Dataset rows »
-- Start --

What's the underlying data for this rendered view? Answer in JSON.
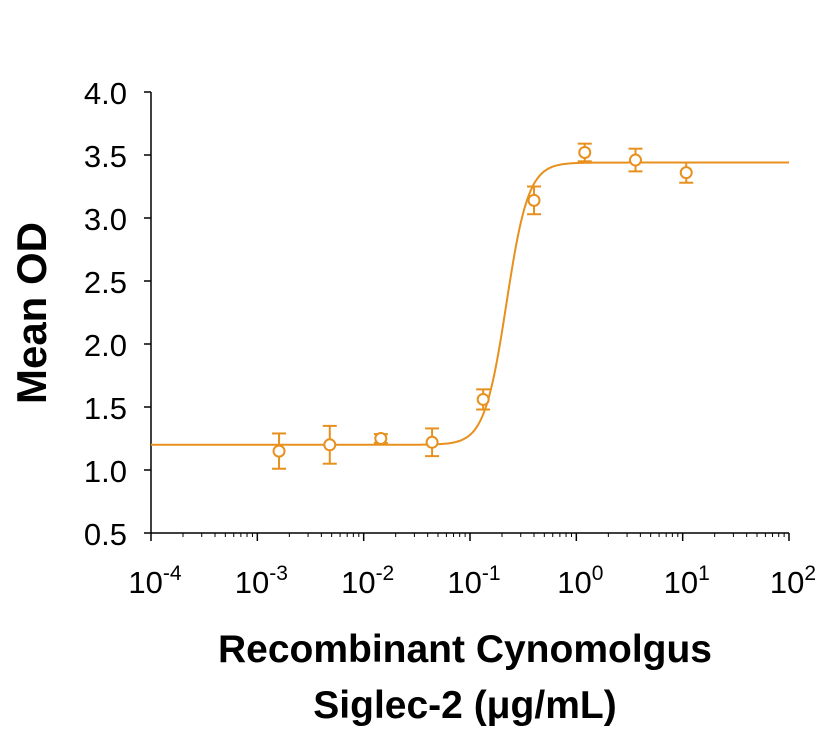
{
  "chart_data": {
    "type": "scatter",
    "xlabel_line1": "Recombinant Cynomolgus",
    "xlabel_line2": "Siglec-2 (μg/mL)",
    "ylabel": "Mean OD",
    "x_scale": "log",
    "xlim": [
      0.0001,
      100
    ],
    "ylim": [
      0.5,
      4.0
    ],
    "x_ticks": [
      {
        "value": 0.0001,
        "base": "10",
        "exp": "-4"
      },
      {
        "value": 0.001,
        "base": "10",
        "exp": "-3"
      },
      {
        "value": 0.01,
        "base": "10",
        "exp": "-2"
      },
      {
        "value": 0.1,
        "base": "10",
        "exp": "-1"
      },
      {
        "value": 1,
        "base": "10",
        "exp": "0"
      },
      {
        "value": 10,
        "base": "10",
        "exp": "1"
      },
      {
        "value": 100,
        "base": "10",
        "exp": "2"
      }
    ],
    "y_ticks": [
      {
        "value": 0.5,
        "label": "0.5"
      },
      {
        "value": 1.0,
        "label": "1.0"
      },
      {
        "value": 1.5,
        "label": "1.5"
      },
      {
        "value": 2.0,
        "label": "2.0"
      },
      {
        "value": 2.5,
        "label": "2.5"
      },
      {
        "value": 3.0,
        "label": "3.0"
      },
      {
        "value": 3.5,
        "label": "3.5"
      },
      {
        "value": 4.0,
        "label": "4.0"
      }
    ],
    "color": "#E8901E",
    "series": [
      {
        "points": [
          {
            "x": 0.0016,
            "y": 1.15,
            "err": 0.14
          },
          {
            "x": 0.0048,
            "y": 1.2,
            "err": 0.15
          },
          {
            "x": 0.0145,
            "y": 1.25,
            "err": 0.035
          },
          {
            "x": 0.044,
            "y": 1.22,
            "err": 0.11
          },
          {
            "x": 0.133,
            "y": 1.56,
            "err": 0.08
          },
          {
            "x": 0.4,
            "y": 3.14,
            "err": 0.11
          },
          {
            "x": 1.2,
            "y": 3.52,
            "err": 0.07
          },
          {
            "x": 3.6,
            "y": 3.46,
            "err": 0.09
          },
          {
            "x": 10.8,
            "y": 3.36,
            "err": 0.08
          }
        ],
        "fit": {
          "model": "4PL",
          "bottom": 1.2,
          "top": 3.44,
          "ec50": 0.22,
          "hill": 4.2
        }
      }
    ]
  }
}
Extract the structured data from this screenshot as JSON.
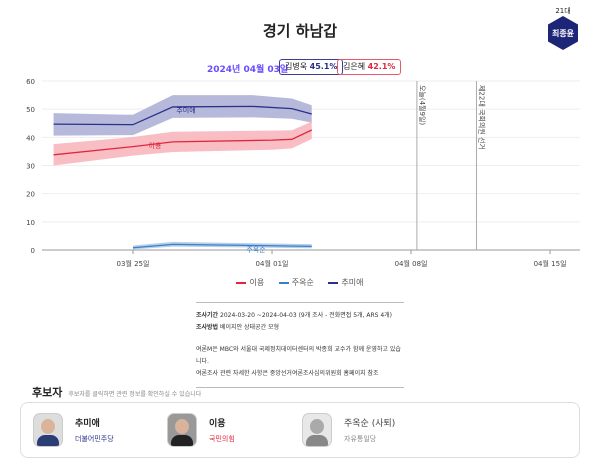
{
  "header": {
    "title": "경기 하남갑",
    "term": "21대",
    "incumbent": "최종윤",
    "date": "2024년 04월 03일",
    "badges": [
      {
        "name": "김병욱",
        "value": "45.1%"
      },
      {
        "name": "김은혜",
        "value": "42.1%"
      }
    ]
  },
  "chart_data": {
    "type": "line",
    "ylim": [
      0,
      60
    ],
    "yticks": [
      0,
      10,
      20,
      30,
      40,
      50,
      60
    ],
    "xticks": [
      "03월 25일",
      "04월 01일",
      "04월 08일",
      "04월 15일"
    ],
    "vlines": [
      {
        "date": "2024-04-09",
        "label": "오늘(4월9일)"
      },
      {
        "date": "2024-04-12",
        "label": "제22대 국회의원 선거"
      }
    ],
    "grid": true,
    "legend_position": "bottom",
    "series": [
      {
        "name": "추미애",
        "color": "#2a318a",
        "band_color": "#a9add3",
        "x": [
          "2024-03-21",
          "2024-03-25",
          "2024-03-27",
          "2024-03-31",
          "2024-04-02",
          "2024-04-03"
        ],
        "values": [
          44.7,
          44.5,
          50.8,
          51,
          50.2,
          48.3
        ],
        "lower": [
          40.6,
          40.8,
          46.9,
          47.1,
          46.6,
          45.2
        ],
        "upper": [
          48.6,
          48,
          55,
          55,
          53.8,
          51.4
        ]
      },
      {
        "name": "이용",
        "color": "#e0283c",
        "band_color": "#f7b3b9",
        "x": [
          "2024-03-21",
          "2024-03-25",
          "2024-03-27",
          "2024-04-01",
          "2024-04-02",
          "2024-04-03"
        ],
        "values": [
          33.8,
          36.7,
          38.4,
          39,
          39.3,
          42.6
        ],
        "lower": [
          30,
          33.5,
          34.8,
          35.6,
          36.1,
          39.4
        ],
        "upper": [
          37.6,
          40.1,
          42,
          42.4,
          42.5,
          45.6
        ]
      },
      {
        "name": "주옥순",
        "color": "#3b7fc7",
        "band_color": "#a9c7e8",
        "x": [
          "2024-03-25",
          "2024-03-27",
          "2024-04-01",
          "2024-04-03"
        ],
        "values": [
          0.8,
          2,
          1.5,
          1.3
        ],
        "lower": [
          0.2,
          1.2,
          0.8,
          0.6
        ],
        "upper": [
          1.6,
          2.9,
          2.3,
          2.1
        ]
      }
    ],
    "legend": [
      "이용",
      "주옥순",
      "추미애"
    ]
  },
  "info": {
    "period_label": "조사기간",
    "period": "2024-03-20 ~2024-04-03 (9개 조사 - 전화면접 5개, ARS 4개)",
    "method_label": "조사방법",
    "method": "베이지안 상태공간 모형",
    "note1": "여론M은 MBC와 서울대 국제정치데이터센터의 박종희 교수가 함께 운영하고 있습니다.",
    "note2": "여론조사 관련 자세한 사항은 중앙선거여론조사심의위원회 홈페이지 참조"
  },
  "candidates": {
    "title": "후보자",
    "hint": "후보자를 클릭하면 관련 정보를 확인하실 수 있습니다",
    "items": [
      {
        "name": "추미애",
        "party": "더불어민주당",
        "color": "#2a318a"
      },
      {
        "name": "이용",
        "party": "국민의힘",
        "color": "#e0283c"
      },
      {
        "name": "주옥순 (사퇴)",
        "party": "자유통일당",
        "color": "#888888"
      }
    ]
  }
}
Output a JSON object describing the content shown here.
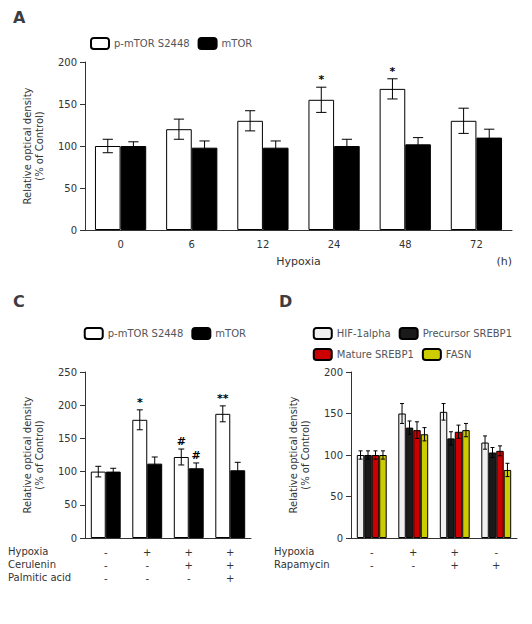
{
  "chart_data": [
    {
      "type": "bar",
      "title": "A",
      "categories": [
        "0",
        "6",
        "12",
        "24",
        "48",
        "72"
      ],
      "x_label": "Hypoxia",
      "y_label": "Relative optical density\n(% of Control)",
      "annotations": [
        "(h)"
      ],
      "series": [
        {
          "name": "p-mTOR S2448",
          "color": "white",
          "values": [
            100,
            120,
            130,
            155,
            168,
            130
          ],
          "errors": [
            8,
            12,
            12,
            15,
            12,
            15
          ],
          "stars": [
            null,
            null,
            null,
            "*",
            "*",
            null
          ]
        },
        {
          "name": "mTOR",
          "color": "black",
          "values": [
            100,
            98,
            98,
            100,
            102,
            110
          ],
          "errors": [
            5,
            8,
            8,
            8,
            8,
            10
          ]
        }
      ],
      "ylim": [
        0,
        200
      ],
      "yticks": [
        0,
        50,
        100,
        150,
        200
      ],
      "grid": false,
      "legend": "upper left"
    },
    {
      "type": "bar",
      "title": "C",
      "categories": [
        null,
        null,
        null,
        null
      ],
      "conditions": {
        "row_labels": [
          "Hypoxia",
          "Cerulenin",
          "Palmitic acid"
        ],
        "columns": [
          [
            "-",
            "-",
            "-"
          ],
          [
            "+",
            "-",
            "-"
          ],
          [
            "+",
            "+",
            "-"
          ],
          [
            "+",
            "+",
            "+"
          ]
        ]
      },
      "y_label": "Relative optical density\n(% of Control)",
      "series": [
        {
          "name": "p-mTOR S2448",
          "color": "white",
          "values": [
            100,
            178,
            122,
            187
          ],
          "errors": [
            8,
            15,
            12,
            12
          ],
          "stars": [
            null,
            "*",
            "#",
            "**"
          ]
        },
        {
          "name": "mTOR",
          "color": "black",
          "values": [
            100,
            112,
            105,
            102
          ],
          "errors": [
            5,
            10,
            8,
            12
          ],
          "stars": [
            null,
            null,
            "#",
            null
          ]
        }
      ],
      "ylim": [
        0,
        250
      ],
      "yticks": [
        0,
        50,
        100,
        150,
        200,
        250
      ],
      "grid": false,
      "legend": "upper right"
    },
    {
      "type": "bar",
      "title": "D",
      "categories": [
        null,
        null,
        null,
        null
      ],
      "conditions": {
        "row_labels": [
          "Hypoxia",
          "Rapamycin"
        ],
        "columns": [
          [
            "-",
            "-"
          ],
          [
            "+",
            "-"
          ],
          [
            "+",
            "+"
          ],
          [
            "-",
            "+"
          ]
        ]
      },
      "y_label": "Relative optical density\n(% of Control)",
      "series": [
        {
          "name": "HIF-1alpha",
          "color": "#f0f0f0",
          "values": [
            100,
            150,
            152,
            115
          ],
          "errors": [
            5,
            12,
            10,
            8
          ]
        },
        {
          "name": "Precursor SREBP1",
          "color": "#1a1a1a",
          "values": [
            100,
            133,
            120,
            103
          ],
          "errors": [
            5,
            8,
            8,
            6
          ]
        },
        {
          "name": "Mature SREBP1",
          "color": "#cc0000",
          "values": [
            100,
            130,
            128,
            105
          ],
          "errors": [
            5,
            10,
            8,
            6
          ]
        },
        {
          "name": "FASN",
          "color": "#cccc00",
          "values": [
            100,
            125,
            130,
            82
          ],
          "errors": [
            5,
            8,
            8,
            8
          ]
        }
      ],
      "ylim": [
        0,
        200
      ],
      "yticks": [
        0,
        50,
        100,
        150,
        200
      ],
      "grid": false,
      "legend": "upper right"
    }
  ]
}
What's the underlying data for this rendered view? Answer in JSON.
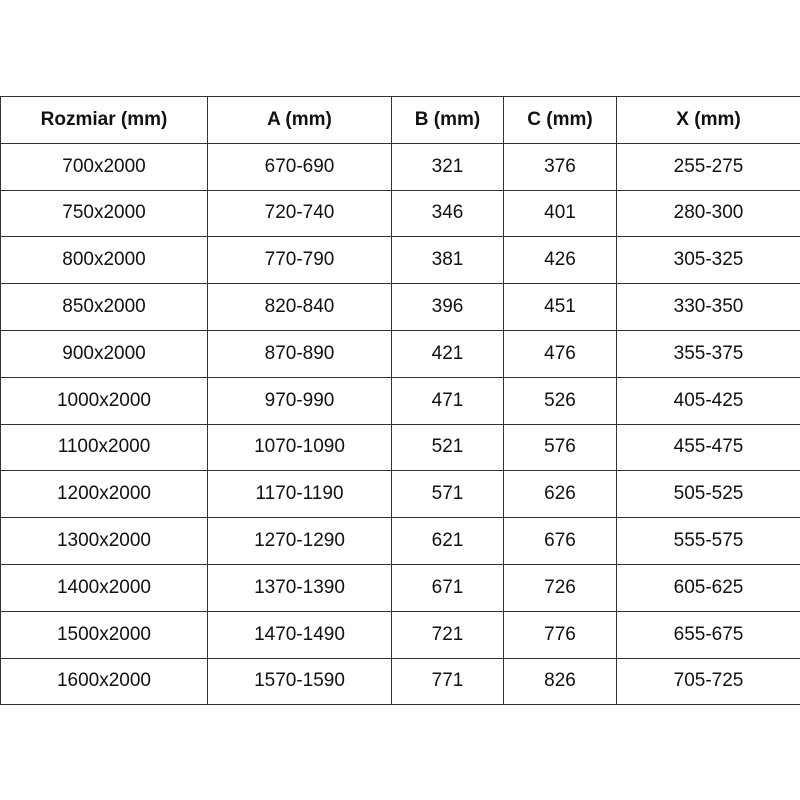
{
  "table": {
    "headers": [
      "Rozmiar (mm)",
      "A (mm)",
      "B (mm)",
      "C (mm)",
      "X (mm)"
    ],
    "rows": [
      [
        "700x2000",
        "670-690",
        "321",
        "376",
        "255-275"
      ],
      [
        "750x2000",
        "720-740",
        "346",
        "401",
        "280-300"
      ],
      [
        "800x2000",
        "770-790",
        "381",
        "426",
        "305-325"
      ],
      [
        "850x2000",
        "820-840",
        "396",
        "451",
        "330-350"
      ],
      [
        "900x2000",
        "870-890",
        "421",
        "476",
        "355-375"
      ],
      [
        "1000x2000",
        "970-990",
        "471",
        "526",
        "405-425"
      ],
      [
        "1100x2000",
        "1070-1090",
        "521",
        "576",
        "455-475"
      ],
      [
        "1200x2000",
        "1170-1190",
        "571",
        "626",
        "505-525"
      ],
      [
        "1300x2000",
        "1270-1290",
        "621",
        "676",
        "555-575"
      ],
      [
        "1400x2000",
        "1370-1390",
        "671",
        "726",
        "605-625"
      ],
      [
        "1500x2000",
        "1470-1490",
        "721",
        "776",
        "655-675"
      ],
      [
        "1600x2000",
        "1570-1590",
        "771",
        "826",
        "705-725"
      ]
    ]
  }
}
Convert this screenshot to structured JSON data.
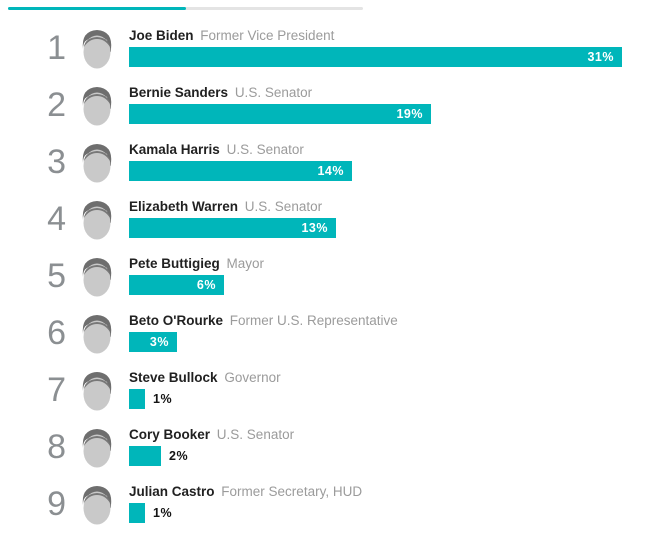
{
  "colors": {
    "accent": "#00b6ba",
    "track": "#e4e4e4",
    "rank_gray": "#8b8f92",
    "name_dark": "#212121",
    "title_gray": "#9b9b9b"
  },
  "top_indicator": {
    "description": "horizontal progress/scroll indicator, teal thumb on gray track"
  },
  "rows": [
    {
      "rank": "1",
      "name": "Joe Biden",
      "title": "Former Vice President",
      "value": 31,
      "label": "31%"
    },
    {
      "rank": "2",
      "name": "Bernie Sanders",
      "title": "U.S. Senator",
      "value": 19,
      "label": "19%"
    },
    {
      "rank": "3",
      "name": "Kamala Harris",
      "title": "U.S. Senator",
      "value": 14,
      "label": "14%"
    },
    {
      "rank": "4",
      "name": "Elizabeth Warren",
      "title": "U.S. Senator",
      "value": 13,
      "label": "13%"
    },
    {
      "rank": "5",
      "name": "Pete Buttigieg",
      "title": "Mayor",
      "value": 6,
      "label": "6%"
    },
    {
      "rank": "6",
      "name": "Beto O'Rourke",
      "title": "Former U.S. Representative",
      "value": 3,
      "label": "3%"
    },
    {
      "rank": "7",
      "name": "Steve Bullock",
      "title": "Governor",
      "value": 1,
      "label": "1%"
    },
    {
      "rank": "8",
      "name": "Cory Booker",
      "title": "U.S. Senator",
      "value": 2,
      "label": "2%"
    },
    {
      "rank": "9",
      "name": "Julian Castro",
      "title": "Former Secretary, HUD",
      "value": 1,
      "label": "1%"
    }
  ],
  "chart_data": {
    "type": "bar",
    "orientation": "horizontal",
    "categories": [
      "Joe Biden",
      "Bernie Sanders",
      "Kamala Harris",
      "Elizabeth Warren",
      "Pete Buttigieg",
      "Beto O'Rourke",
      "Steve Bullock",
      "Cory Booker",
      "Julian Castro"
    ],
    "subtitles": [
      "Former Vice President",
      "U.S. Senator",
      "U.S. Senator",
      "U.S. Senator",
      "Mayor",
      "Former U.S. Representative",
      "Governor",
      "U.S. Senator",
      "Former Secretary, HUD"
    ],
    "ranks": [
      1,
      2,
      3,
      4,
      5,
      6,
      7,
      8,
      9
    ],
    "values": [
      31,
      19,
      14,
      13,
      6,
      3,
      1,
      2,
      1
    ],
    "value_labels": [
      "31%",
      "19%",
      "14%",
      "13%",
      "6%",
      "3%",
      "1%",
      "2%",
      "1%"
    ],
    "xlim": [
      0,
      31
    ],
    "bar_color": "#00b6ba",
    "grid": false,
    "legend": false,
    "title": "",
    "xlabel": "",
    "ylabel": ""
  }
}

-- End --

Directions » Report how many lines in this data include the string "Sanders", and nothing else.

Response to the exercise » 2